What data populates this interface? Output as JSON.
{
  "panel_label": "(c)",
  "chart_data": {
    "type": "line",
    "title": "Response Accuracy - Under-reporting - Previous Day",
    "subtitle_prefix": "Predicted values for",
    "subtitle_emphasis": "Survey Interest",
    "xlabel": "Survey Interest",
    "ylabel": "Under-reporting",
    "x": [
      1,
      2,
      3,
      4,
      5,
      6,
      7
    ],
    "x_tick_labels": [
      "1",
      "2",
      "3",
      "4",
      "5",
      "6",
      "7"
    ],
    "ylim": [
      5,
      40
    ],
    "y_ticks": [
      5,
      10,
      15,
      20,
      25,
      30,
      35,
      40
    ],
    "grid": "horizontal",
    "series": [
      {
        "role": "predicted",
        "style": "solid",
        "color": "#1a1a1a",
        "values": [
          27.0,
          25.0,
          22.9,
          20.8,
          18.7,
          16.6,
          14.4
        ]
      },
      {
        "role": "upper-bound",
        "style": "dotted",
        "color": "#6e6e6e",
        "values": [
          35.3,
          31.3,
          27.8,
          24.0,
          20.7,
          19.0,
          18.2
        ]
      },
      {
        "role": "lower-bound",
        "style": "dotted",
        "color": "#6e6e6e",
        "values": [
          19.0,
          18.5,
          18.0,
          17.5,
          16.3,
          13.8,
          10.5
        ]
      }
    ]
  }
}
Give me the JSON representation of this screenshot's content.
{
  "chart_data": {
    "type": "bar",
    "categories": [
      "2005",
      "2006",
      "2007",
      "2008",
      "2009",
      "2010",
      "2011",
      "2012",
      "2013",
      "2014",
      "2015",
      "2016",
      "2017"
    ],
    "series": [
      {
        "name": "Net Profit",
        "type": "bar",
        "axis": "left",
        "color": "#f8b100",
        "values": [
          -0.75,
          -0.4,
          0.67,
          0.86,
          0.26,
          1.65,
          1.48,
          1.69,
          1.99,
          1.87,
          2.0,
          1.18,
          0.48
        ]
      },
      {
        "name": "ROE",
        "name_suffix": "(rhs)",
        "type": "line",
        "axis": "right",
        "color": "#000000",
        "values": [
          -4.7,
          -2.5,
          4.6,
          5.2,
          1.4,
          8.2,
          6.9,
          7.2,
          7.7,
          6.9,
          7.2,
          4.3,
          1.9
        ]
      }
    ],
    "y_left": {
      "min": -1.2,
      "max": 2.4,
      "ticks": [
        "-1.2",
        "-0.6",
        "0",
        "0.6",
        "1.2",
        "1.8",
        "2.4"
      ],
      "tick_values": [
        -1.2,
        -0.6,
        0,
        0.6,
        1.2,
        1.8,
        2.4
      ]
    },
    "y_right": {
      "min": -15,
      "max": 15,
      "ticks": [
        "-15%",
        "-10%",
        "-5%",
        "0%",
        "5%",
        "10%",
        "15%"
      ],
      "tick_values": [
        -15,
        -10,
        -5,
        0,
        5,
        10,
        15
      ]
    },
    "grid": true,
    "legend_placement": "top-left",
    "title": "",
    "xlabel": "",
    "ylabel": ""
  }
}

━━━━━━

:: TASK OBJECTIVE ::
Write out the whole listing again. Match it word for word.

:: WRITTEN ANSWER ::
What data populates this interface? Output as JSON.
{
  "panel_label": "(c)",
  "chart_data": {
    "type": "line",
    "title": "Response Accuracy - Under-reporting - Previous Day",
    "subtitle_prefix": "Predicted values for",
    "subtitle_emphasis": "Survey Interest",
    "xlabel": "Survey Interest",
    "ylabel": "Under-reporting",
    "x": [
      1,
      2,
      3,
      4,
      5,
      6,
      7
    ],
    "x_tick_labels": [
      "1",
      "2",
      "3",
      "4",
      "5",
      "6",
      "7"
    ],
    "ylim": [
      5,
      40
    ],
    "y_ticks": [
      5,
      10,
      15,
      20,
      25,
      30,
      35,
      40
    ],
    "grid": "horizontal",
    "series": [
      {
        "role": "predicted",
        "style": "solid",
        "color": "#1a1a1a",
        "values": [
          27.0,
          25.0,
          22.9,
          20.8,
          18.7,
          16.6,
          14.4
        ]
      },
      {
        "role": "upper-bound",
        "style": "dotted",
        "color": "#6e6e6e",
        "values": [
          35.3,
          31.3,
          27.8,
          24.0,
          20.7,
          19.0,
          18.2
        ]
      },
      {
        "role": "lower-bound",
        "style": "dotted",
        "color": "#6e6e6e",
        "values": [
          19.0,
          18.5,
          18.0,
          17.5,
          16.3,
          13.8,
          10.5
        ]
      }
    ]
  }
}
Give me the JSON representation of this screenshot's content.
{
  "chart_data": {
    "type": "bar",
    "categories": [
      "2005",
      "2006",
      "2007",
      "2008",
      "2009",
      "2010",
      "2011",
      "2012",
      "2013",
      "2014",
      "2015",
      "2016",
      "2017"
    ],
    "series": [
      {
        "name": "Net Profit",
        "type": "bar",
        "axis": "left",
        "color": "#f8b100",
        "values": [
          -0.75,
          -0.4,
          0.67,
          0.86,
          0.26,
          1.65,
          1.48,
          1.69,
          1.99,
          1.87,
          2.0,
          1.18,
          0.48
        ]
      },
      {
        "name": "ROE",
        "name_suffix": "(rhs)",
        "type": "line",
        "axis": "right",
        "color": "#000000",
        "values": [
          -4.7,
          -2.5,
          4.6,
          5.2,
          1.4,
          8.2,
          6.9,
          7.2,
          7.7,
          6.9,
          7.2,
          4.3,
          1.9
        ]
      }
    ],
    "y_left": {
      "min": -1.2,
      "max": 2.4,
      "ticks": [
        "-1.2",
        "-0.6",
        "0",
        "0.6",
        "1.2",
        "1.8",
        "2.4"
      ],
      "tick_values": [
        -1.2,
        -0.6,
        0,
        0.6,
        1.2,
        1.8,
        2.4
      ]
    },
    "y_right": {
      "min": -15,
      "max": 15,
      "ticks": [
        "-15%",
        "-10%",
        "-5%",
        "0%",
        "5%",
        "10%",
        "15%"
      ],
      "tick_values": [
        -15,
        -10,
        -5,
        0,
        5,
        10,
        15
      ]
    },
    "grid": true,
    "legend_placement": "top-left",
    "title": "",
    "xlabel": "",
    "ylabel": ""
  }
}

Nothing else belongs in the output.